◆ What you need to do ◆
Retype every one of the following rows character for character, with nothing changed.
═══ Data section ═══
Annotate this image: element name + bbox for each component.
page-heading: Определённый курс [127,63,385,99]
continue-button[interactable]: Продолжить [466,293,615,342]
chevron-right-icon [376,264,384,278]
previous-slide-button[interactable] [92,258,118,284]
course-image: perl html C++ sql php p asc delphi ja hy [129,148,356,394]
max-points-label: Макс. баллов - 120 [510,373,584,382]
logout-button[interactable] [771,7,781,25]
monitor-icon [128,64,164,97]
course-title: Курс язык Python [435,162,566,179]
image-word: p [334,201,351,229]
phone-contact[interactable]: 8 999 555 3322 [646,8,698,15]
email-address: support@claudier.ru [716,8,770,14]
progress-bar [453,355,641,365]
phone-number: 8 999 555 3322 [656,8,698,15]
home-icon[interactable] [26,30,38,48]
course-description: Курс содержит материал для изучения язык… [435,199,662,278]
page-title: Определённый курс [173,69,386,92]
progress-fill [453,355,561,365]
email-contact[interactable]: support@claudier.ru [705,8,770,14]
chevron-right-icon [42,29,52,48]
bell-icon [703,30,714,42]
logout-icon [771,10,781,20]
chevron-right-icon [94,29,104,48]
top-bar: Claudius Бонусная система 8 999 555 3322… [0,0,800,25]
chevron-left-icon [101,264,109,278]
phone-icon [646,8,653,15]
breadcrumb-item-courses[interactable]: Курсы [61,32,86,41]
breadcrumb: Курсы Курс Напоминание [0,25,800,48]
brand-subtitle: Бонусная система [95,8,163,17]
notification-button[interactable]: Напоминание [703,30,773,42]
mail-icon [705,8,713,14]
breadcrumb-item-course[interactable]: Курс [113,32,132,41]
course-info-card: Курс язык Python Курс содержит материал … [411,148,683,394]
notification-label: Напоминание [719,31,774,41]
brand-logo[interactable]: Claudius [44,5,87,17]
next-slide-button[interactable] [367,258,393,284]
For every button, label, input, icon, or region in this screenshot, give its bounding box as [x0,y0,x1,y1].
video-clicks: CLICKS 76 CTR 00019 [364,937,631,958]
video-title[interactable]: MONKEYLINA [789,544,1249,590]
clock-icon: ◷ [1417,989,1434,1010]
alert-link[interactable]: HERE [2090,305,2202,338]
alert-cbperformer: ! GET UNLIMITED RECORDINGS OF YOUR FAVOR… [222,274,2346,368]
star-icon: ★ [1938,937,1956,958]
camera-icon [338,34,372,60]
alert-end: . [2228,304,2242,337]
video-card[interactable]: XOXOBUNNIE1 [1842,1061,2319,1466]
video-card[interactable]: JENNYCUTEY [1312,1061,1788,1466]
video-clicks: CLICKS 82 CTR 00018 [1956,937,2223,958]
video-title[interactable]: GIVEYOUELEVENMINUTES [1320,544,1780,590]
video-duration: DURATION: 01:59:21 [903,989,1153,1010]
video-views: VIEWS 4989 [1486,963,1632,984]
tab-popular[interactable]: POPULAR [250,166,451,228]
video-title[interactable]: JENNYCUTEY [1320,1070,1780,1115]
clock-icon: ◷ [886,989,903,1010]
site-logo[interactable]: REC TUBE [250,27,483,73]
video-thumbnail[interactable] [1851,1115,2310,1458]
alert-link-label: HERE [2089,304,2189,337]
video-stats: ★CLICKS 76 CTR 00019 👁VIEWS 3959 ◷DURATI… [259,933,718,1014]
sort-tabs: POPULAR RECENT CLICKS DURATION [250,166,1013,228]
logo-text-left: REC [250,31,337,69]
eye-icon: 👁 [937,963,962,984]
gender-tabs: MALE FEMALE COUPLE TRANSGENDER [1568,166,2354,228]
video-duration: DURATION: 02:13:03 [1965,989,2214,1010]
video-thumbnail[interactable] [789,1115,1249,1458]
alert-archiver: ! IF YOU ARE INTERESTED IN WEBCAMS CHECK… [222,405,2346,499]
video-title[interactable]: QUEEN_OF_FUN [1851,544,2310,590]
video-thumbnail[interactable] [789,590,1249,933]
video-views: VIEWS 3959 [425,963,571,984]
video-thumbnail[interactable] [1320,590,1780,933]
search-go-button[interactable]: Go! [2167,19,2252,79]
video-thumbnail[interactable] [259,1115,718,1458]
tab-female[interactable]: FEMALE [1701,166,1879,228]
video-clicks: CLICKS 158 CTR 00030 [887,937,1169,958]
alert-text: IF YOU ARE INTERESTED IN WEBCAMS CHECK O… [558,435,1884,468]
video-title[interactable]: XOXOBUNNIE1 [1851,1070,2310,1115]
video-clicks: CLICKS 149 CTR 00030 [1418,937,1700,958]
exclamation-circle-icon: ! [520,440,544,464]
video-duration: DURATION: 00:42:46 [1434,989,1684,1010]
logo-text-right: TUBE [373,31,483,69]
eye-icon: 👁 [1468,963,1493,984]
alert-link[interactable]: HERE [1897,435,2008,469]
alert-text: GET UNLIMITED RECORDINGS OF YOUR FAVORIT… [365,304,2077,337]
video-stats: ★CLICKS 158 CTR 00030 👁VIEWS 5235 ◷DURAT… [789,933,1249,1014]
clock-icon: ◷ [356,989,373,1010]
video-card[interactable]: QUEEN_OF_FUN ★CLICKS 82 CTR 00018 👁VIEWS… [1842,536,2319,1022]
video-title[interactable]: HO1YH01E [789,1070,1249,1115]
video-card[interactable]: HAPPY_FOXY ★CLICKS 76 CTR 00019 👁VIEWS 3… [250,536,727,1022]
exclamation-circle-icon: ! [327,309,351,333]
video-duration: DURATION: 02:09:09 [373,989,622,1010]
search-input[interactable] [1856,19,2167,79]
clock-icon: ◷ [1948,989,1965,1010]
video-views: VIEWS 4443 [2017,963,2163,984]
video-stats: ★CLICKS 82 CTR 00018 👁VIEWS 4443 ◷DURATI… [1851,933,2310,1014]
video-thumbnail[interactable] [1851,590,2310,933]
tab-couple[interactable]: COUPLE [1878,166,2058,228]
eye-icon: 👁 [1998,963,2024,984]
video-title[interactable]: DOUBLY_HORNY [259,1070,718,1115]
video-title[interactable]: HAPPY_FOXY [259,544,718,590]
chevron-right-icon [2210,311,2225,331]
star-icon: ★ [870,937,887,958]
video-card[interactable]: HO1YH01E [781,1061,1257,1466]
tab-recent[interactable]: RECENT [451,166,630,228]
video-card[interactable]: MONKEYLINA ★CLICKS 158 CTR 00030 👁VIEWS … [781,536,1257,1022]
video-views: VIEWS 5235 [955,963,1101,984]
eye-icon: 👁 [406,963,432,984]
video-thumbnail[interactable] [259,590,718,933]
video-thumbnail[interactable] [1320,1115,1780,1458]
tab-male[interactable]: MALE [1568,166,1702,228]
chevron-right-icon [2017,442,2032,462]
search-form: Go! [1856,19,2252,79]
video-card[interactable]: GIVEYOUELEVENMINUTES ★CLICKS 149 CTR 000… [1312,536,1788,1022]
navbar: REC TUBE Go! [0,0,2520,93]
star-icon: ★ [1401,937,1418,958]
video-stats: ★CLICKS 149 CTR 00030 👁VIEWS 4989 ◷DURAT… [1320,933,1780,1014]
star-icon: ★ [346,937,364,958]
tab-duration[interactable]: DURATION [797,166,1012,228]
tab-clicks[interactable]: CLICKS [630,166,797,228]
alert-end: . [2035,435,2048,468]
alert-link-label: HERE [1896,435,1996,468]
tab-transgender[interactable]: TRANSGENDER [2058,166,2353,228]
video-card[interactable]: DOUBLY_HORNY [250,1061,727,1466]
═══
◆ Result of this task ◆
Annotate this image: element name + bbox for each component.
page-heading: Определённый курс [127,63,385,99]
continue-button[interactable]: Продолжить [466,293,615,342]
chevron-right-icon [376,264,384,278]
previous-slide-button[interactable] [92,258,118,284]
course-image: perl html C++ sql php p asc delphi ja hy [129,148,356,394]
max-points-label: Макс. баллов - 120 [510,373,584,382]
logout-button[interactable] [771,7,781,25]
monitor-icon [128,64,164,97]
course-title: Курс язык Python [435,162,566,179]
image-word: p [334,201,351,229]
phone-contact[interactable]: 8 999 555 3322 [646,8,698,15]
email-address: support@claudier.ru [716,8,770,14]
progress-bar [453,355,641,365]
phone-number: 8 999 555 3322 [656,8,698,15]
home-icon[interactable] [26,30,38,48]
course-description: Курс содержит материал для изучения язык… [435,199,662,278]
page-title: Определённый курс [173,69,386,92]
progress-fill [453,355,561,365]
email-contact[interactable]: support@claudier.ru [705,8,770,14]
chevron-right-icon [42,29,52,48]
bell-icon [703,30,714,42]
logout-icon [771,10,781,20]
chevron-right-icon [94,29,104,48]
top-bar: Claudius Бонусная система 8 999 555 3322… [0,0,800,25]
chevron-left-icon [101,264,109,278]
phone-icon [646,8,653,15]
breadcrumb-item-courses[interactable]: Курсы [61,32,86,41]
breadcrumb: Курсы Курс Напоминание [0,25,800,48]
brand-subtitle: Бонусная система [95,8,163,17]
notification-button[interactable]: Напоминание [703,30,773,42]
mail-icon [705,8,713,14]
breadcrumb-item-course[interactable]: Курс [113,32,132,41]
course-info-card: Курс язык Python Курс содержит материал … [411,148,683,394]
notification-label: Напоминание [719,31,774,41]
brand-logo[interactable]: Claudius [44,5,87,17]
next-slide-button[interactable] [367,258,393,284]
For every button, label, input, icon, or region in this screenshot, give its bounding box as [x0,y0,x1,y1].
video-clicks: CLICKS 76 CTR 00019 [364,937,631,958]
video-title[interactable]: MONKEYLINA [789,544,1249,590]
clock-icon: ◷ [1417,989,1434,1010]
alert-link[interactable]: HERE [2090,305,2202,338]
alert-cbperformer: ! GET UNLIMITED RECORDINGS OF YOUR FAVOR… [222,274,2346,368]
star-icon: ★ [1938,937,1956,958]
camera-icon [338,34,372,60]
alert-end: . [2228,304,2242,337]
video-card[interactable]: XOXOBUNNIE1 [1842,1061,2319,1466]
video-card[interactable]: JENNYCUTEY [1312,1061,1788,1466]
video-clicks: CLICKS 82 CTR 00018 [1956,937,2223,958]
video-title[interactable]: GIVEYOUELEVENMINUTES [1320,544,1780,590]
video-duration: DURATION: 01:59:21 [903,989,1153,1010]
video-views: VIEWS 4989 [1486,963,1632,984]
tab-popular[interactable]: POPULAR [250,166,451,228]
video-title[interactable]: JENNYCUTEY [1320,1070,1780,1115]
clock-icon: ◷ [886,989,903,1010]
site-logo[interactable]: REC TUBE [250,27,483,73]
video-thumbnail[interactable] [1851,1115,2310,1458]
alert-link-label: HERE [2089,304,2189,337]
video-stats: ★CLICKS 76 CTR 00019 👁VIEWS 3959 ◷DURATI… [259,933,718,1014]
sort-tabs: POPULAR RECENT CLICKS DURATION [250,166,1013,228]
logo-text-left: REC [250,31,337,69]
eye-icon: 👁 [937,963,962,984]
gender-tabs: MALE FEMALE COUPLE TRANSGENDER [1568,166,2354,228]
video-duration: DURATION: 02:13:03 [1965,989,2214,1010]
video-thumbnail[interactable] [789,1115,1249,1458]
alert-archiver: ! IF YOU ARE INTERESTED IN WEBCAMS CHECK… [222,405,2346,499]
video-title[interactable]: QUEEN_OF_FUN [1851,544,2310,590]
video-thumbnail[interactable] [789,590,1249,933]
video-views: VIEWS 3959 [425,963,571,984]
video-thumbnail[interactable] [1320,590,1780,933]
search-go-button[interactable]: Go! [2167,19,2252,79]
video-thumbnail[interactable] [259,1115,718,1458]
tab-female[interactable]: FEMALE [1701,166,1879,228]
video-clicks: CLICKS 158 CTR 00030 [887,937,1169,958]
alert-text: IF YOU ARE INTERESTED IN WEBCAMS CHECK O… [558,435,1884,468]
video-title[interactable]: XOXOBUNNIE1 [1851,1070,2310,1115]
video-clicks: CLICKS 149 CTR 00030 [1418,937,1700,958]
exclamation-circle-icon: ! [520,440,544,464]
video-duration: DURATION: 00:42:46 [1434,989,1684,1010]
logo-text-right: TUBE [373,31,483,69]
eye-icon: 👁 [1468,963,1493,984]
alert-link[interactable]: HERE [1897,435,2008,469]
alert-text: GET UNLIMITED RECORDINGS OF YOUR FAVORIT… [365,304,2077,337]
video-stats: ★CLICKS 158 CTR 00030 👁VIEWS 5235 ◷DURAT… [789,933,1249,1014]
clock-icon: ◷ [356,989,373,1010]
video-card[interactable]: QUEEN_OF_FUN ★CLICKS 82 CTR 00018 👁VIEWS… [1842,536,2319,1022]
video-title[interactable]: HO1YH01E [789,1070,1249,1115]
video-card[interactable]: HAPPY_FOXY ★CLICKS 76 CTR 00019 👁VIEWS 3… [250,536,727,1022]
exclamation-circle-icon: ! [327,309,351,333]
video-duration: DURATION: 02:09:09 [373,989,622,1010]
search-input[interactable] [1856,19,2167,79]
clock-icon: ◷ [1948,989,1965,1010]
video-views: VIEWS 4443 [2017,963,2163,984]
video-stats: ★CLICKS 82 CTR 00018 👁VIEWS 4443 ◷DURATI… [1851,933,2310,1014]
video-thumbnail[interactable] [1851,590,2310,933]
tab-couple[interactable]: COUPLE [1878,166,2058,228]
eye-icon: 👁 [1998,963,2024,984]
video-title[interactable]: DOUBLY_HORNY [259,1070,718,1115]
video-title[interactable]: HAPPY_FOXY [259,544,718,590]
chevron-right-icon [2210,311,2225,331]
star-icon: ★ [870,937,887,958]
video-card[interactable]: HO1YH01E [781,1061,1257,1466]
tab-recent[interactable]: RECENT [451,166,630,228]
video-card[interactable]: MONKEYLINA ★CLICKS 158 CTR 00030 👁VIEWS … [781,536,1257,1022]
video-views: VIEWS 5235 [955,963,1101,984]
eye-icon: 👁 [406,963,432,984]
video-thumbnail[interactable] [259,590,718,933]
video-thumbnail[interactable] [1320,1115,1780,1458]
tab-male[interactable]: MALE [1568,166,1702,228]
chevron-right-icon [2017,442,2032,462]
search-form: Go! [1856,19,2252,79]
video-card[interactable]: GIVEYOUELEVENMINUTES ★CLICKS 149 CTR 000… [1312,536,1788,1022]
navbar: REC TUBE Go! [0,0,2520,93]
star-icon: ★ [1401,937,1418,958]
video-stats: ★CLICKS 149 CTR 00030 👁VIEWS 4989 ◷DURAT… [1320,933,1780,1014]
star-icon: ★ [346,937,364,958]
tab-duration[interactable]: DURATION [797,166,1012,228]
tab-clicks[interactable]: CLICKS [630,166,797,228]
alert-end: . [2035,435,2048,468]
alert-link-label: HERE [1896,435,1996,468]
tab-transgender[interactable]: TRANSGENDER [2058,166,2353,228]
video-card[interactable]: DOUBLY_HORNY [250,1061,727,1466]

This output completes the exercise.